| Exercise requirements |
Report every line in the material that contains the string "Fuente", copying each line in full.

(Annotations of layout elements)

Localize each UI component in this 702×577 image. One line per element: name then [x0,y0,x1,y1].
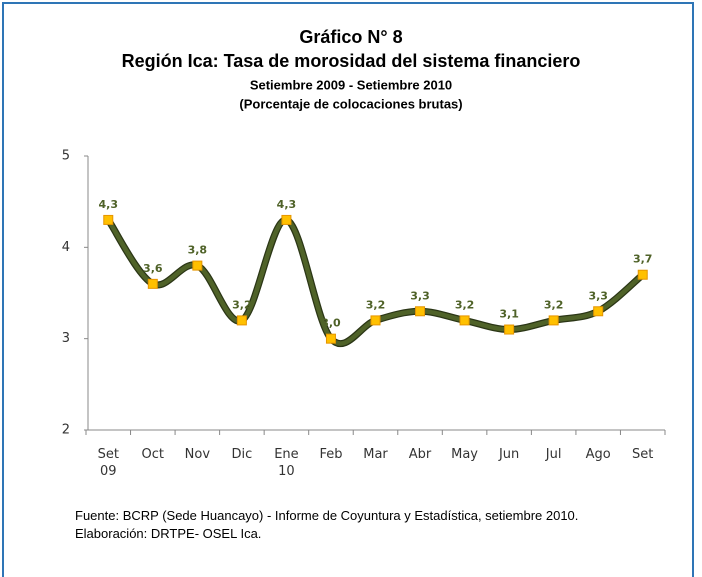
x-tick-label: Abr [408,447,432,462]
x-tick-label: Mar [363,447,388,462]
marker [637,269,648,280]
unit-note: (Porcentaje de colocaciones brutas) [239,96,462,111]
value-label: 3,2 [544,298,564,311]
chart-subtitle: Región Ica: Tasa de morosidad del sistem… [122,51,581,71]
marker [103,214,114,225]
x-tick-label: Jun [498,447,520,462]
marker [236,315,247,326]
marker [192,260,203,271]
marker [504,324,515,335]
marker [325,333,336,344]
x-tick-label: Nov [184,447,211,462]
y-tick-label: 4 [62,240,70,255]
value-label: 3,1 [499,308,519,321]
value-label: 3,2 [455,298,475,311]
x-tick-label: Oct [141,447,165,462]
x-tick-label: May [451,447,478,462]
x-tick-label: Ene 10 [274,447,299,479]
value-label: 3,8 [188,244,208,257]
x-tick-label: Jul [545,447,562,462]
x-tick-label: Set 09 [97,447,119,479]
footer: Fuente: BCRP (Sede Huancayo) - Informe d… [75,507,688,543]
source: Fuente: BCRP (Sede Huancayo) - Informe d… [75,508,579,523]
value-label: 3,2 [366,298,386,311]
x-tick-label: Feb [319,447,343,462]
y-tick-label: 5 [62,149,70,164]
marker [459,315,470,326]
marker [548,315,559,326]
x-tick-label: Set [632,447,654,462]
y-tick-label: 3 [62,331,70,346]
marker [281,214,292,225]
value-label: 4,3 [99,198,119,211]
credit: Elaboración: DRTPE- OSEL Ica. [75,526,262,541]
y-tick-label: 2 [62,423,70,438]
chart: Gráfico N° 8 Región Ica: Tasa de morosid… [62,27,666,438]
x-tick-label: Ago [585,447,611,462]
marker [593,306,604,317]
marker [370,315,381,326]
x-tick-label: Dic [231,447,253,462]
value-label: 4,3 [277,198,297,211]
value-label: 3,3 [410,289,430,302]
value-label: 3,7 [633,253,653,266]
marker [415,306,426,317]
chart-title: Gráfico N° 8 [299,27,402,47]
value-label: 3,0 [321,317,341,330]
value-label: 3,6 [143,262,163,275]
marker [147,278,158,289]
period: Setiembre 2009 - Setiembre 2010 [250,77,452,92]
value-label: 3,3 [588,289,608,302]
value-label: 3,2 [232,298,252,311]
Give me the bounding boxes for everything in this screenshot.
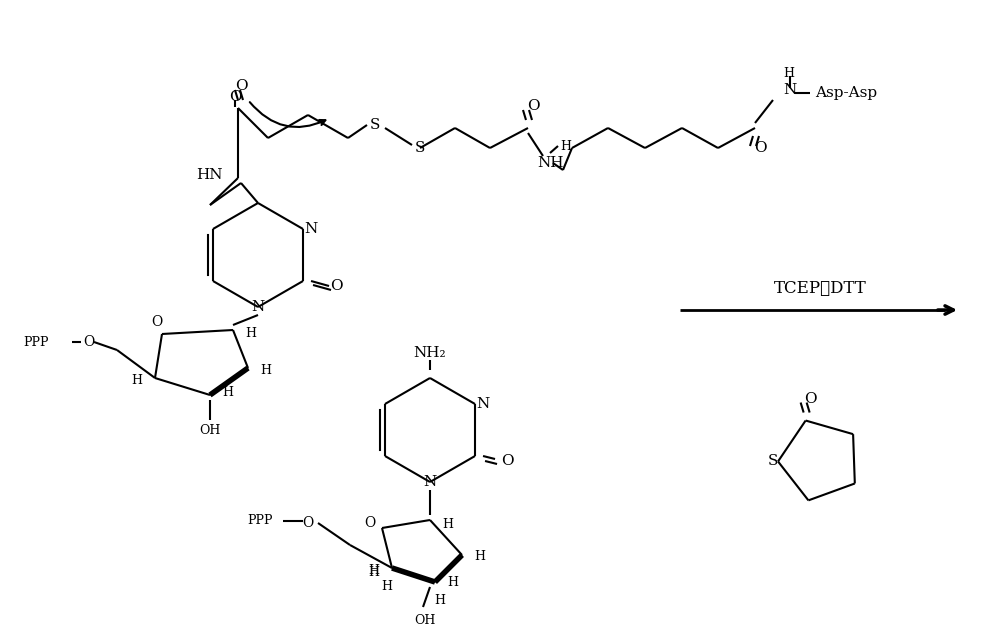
Text: N: N [251,300,265,314]
Text: O: O [151,315,163,329]
Text: N: N [423,475,437,489]
Text: H: H [369,563,380,576]
Text: H: H [434,594,446,606]
Text: S: S [370,118,380,132]
Text: O: O [83,335,95,349]
Text: H: H [442,519,454,531]
Text: O: O [229,90,241,104]
Text: H: H [261,363,272,376]
Text: PPP: PPP [24,335,49,349]
Text: N: N [476,397,490,411]
Text: O: O [364,516,376,530]
Text: O: O [235,79,247,93]
Text: O: O [501,454,513,468]
Text: O: O [804,392,817,406]
Text: N: N [783,83,796,97]
Text: H: H [448,576,458,588]
Text: S: S [415,141,425,155]
Text: OH: OH [414,613,436,626]
Text: TCEP或DTT: TCEP或DTT [774,279,866,297]
Text: H: H [246,326,257,340]
Text: H: H [132,374,143,387]
Text: H: H [369,567,380,579]
Text: HN: HN [197,168,223,182]
Text: OH: OH [199,424,221,437]
Text: S: S [768,454,778,469]
Text: H: H [382,579,392,592]
Text: Asp-Asp: Asp-Asp [815,86,877,100]
Text: O: O [330,279,342,293]
Text: PPP: PPP [248,515,273,528]
Text: N: N [304,222,318,236]
Text: O: O [754,141,766,155]
Text: NH₂: NH₂ [414,346,446,360]
Text: H: H [560,140,571,153]
Text: O: O [302,516,313,530]
Text: H: H [783,67,794,79]
Text: NH: NH [537,156,563,170]
Text: H: H [475,551,486,563]
Text: H: H [223,385,234,399]
Text: O: O [527,99,539,113]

| Result |
footer: Fuente: BCRP (Sede Huancayo) - Informe d… [75,507,688,543]
source: Fuente: BCRP (Sede Huancayo) - Informe d… [75,508,579,523]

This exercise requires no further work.